**Records contained in a dataset**:
● ● ● ● ● ● ●
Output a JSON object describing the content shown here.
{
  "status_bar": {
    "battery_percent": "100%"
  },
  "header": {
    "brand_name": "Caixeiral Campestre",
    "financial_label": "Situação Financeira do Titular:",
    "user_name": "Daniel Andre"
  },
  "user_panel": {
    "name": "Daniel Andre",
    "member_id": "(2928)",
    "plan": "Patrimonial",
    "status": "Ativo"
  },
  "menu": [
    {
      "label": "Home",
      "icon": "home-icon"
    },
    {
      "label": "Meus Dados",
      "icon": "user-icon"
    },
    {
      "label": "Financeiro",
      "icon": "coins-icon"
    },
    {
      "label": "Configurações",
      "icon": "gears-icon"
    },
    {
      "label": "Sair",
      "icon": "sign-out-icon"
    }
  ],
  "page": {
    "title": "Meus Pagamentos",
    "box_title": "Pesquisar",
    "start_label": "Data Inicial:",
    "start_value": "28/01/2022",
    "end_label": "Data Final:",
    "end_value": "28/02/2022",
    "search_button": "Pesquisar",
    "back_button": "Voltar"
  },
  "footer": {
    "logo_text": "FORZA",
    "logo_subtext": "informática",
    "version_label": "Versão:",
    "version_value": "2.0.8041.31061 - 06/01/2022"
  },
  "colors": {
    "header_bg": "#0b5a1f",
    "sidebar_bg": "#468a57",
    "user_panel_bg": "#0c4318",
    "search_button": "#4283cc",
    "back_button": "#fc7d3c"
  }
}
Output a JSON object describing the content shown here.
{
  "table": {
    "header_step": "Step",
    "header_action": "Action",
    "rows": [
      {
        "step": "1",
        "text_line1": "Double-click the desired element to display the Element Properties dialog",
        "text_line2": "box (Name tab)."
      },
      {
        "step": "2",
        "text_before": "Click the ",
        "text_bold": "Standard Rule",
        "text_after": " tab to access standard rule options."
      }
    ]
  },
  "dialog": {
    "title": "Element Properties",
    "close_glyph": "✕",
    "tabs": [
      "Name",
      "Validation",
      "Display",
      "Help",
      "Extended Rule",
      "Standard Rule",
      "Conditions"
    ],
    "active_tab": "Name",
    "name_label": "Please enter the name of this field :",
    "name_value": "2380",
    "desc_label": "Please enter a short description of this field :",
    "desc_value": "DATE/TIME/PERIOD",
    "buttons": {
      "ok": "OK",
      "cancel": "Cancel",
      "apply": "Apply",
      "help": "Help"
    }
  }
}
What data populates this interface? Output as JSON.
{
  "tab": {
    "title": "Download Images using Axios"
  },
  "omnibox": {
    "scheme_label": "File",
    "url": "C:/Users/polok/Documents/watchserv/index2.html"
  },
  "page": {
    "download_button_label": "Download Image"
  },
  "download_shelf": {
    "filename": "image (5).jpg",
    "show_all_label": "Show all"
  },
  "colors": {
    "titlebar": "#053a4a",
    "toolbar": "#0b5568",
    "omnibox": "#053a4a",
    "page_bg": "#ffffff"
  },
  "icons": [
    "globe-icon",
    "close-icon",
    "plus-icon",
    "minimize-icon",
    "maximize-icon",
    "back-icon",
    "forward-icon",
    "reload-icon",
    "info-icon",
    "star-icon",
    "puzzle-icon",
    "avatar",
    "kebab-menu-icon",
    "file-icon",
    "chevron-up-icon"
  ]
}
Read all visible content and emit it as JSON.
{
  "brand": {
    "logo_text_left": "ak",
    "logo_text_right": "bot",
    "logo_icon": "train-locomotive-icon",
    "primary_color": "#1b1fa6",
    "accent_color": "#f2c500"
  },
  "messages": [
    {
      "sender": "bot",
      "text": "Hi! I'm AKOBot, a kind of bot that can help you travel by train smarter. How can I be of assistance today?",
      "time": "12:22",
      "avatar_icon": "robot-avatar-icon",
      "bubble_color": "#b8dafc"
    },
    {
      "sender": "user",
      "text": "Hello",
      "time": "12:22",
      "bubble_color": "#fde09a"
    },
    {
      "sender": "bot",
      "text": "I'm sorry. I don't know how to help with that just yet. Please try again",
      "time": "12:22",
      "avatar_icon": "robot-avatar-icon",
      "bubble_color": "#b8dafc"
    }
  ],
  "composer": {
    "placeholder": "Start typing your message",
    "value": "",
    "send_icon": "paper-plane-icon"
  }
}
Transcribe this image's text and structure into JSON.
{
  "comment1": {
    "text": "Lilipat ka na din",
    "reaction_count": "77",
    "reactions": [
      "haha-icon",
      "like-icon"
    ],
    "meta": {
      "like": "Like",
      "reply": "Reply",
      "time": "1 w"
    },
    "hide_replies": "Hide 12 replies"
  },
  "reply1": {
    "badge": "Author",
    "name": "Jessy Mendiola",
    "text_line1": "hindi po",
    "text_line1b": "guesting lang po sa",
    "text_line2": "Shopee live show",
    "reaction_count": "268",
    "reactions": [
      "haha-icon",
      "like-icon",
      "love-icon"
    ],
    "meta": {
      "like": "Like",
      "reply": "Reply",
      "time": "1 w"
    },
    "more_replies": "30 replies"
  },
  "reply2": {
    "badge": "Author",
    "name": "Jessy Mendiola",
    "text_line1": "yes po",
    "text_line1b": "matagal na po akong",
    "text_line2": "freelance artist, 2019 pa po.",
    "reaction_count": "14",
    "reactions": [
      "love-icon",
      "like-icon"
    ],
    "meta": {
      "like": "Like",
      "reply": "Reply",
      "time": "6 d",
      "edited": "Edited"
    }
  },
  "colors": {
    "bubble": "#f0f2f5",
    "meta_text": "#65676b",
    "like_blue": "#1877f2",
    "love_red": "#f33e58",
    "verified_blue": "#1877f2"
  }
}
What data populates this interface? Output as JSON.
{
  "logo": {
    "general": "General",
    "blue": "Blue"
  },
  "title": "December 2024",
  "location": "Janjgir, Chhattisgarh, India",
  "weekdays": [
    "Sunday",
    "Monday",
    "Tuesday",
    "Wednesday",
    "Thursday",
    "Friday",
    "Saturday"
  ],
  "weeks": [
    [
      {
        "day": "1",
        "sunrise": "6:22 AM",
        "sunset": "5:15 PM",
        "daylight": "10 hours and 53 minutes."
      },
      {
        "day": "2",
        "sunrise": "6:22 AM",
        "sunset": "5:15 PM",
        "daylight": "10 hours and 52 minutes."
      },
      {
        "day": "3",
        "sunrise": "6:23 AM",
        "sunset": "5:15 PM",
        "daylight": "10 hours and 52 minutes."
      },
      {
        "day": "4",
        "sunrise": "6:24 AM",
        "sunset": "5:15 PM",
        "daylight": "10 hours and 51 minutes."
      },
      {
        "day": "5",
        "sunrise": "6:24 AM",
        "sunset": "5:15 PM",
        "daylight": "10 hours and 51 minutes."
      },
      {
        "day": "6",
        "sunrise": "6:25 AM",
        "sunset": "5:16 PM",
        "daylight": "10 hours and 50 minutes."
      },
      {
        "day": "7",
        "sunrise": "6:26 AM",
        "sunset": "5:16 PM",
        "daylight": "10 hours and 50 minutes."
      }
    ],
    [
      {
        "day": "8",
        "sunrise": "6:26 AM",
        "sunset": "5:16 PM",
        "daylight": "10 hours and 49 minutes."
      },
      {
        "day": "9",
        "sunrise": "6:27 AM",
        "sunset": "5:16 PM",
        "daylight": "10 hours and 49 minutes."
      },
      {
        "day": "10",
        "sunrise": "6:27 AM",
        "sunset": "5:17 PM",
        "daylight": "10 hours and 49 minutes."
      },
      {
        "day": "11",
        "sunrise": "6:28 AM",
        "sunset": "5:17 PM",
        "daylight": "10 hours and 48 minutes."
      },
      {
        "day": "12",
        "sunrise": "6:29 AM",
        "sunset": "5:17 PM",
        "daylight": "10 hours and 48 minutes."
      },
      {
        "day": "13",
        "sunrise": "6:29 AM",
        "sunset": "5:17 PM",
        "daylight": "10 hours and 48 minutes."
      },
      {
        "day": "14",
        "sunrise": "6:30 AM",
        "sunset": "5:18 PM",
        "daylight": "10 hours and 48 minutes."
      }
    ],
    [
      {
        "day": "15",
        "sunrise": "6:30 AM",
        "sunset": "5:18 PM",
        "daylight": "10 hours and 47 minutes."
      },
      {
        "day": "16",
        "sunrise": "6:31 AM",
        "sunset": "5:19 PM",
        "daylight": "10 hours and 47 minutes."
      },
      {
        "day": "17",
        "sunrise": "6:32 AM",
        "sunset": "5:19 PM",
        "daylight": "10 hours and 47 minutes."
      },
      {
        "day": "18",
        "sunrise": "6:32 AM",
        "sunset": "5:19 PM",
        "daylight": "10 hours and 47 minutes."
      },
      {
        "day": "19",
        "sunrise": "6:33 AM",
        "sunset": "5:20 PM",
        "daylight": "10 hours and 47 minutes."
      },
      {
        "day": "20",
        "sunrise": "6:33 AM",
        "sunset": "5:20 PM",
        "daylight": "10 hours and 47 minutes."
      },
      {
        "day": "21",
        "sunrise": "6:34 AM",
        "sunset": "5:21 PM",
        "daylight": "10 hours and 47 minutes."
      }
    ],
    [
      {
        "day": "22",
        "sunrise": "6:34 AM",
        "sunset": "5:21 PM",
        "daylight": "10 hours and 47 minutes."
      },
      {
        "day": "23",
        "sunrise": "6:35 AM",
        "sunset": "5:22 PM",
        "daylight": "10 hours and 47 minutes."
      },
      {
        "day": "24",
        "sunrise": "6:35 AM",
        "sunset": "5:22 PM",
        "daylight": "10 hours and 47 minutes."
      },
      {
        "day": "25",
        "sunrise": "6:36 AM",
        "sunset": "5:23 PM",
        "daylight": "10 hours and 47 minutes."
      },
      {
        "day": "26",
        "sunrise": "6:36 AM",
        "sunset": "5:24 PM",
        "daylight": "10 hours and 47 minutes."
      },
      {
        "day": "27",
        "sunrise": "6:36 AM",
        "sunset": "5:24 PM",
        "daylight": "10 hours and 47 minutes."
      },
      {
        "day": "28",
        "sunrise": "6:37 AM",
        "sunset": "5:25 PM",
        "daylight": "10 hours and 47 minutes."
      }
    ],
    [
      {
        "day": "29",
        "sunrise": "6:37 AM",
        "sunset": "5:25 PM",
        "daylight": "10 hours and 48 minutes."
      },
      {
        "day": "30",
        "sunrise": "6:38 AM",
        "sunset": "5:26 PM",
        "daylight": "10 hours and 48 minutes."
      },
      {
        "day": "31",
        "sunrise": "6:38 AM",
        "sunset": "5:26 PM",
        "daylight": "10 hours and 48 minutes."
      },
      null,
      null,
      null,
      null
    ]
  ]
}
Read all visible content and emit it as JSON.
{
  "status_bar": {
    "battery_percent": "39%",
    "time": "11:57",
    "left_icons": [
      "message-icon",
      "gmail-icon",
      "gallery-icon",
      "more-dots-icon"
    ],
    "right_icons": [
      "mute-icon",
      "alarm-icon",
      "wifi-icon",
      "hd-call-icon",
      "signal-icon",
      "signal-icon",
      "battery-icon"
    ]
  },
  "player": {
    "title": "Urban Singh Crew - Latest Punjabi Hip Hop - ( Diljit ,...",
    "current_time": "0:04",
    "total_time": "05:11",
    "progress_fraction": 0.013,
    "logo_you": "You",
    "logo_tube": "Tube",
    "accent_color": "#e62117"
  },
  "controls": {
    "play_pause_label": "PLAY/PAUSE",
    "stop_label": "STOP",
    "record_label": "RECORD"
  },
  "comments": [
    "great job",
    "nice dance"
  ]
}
● ● ● ● ● ● ●
**The exercise**: Return each full line of the entries that contains the word "dialog".

**The reply**:
        "text_line1": "Double-click the desired element to display the Element Properties dialog",
  "dialog": {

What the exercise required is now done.